### DATASET:
================

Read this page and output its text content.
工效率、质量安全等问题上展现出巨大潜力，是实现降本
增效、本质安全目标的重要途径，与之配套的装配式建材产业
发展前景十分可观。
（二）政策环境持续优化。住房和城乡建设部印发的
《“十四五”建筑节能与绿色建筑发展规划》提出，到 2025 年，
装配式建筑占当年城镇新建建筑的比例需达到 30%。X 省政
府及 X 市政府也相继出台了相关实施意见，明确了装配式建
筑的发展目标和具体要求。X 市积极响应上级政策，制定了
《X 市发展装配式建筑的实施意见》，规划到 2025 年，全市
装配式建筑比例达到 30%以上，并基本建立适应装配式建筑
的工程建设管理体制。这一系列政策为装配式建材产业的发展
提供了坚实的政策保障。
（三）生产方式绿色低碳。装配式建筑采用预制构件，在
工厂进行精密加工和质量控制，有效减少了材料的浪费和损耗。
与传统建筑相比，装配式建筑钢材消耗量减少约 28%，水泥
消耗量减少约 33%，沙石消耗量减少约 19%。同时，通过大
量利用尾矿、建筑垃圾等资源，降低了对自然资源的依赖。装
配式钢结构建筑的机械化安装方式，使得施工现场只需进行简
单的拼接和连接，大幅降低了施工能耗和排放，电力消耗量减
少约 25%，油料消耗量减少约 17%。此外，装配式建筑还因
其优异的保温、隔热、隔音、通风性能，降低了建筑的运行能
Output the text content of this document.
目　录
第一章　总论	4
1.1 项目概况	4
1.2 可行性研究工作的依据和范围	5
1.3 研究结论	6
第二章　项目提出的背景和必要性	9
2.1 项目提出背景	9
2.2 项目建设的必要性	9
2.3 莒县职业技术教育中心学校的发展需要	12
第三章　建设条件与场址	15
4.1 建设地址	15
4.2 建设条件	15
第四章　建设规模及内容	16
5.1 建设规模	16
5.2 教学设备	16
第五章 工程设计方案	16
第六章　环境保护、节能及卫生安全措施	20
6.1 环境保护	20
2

================

### WORK TO BE COMPLETED:
From the records above, please extract every line and repeat it exactly.

### WRITTEN ANSWER:
Read this page and output its text content.
工效率、质量安全等问题上展现出巨大潜力，是实现降本
增效、本质安全目标的重要途径，与之配套的装配式建材产业
发展前景十分可观。
（二）政策环境持续优化。住房和城乡建设部印发的
《“十四五”建筑节能与绿色建筑发展规划》提出，到 2025 年，
装配式建筑占当年城镇新建建筑的比例需达到 30%。X 省政
府及 X 市政府也相继出台了相关实施意见，明确了装配式建
筑的发展目标和具体要求。X 市积极响应上级政策，制定了
《X 市发展装配式建筑的实施意见》，规划到 2025 年，全市
装配式建筑比例达到 30%以上，并基本建立适应装配式建筑
的工程建设管理体制。这一系列政策为装配式建材产业的发展
提供了坚实的政策保障。
（三）生产方式绿色低碳。装配式建筑采用预制构件，在
工厂进行精密加工和质量控制，有效减少了材料的浪费和损耗。
与传统建筑相比，装配式建筑钢材消耗量减少约 28%，水泥
消耗量减少约 33%，沙石消耗量减少约 19%。同时，通过大
量利用尾矿、建筑垃圾等资源，降低了对自然资源的依赖。装
配式钢结构建筑的机械化安装方式，使得施工现场只需进行简
单的拼接和连接，大幅降低了施工能耗和排放，电力消耗量减
少约 25%，油料消耗量减少约 17%。此外，装配式建筑还因
其优异的保温、隔热、隔音、通风性能，降低了建筑的运行能
Output the text content of this document.
目　录
第一章　总论	4
1.1 项目概况	4
1.2 可行性研究工作的依据和范围	5
1.3 研究结论	6
第二章　项目提出的背景和必要性	9
2.1 项目提出背景	9
2.2 项目建设的必要性	9
2.3 莒县职业技术教育中心学校的发展需要	12
第三章　建设条件与场址	15
4.1 建设地址	15
4.2 建设条件	15
第四章　建设规模及内容	16
5.1 建设规模	16
5.2 教学设备	16
第五章 工程设计方案	16
第六章　环境保护、节能及卫生安全措施	20
6.1 环境保护	20
2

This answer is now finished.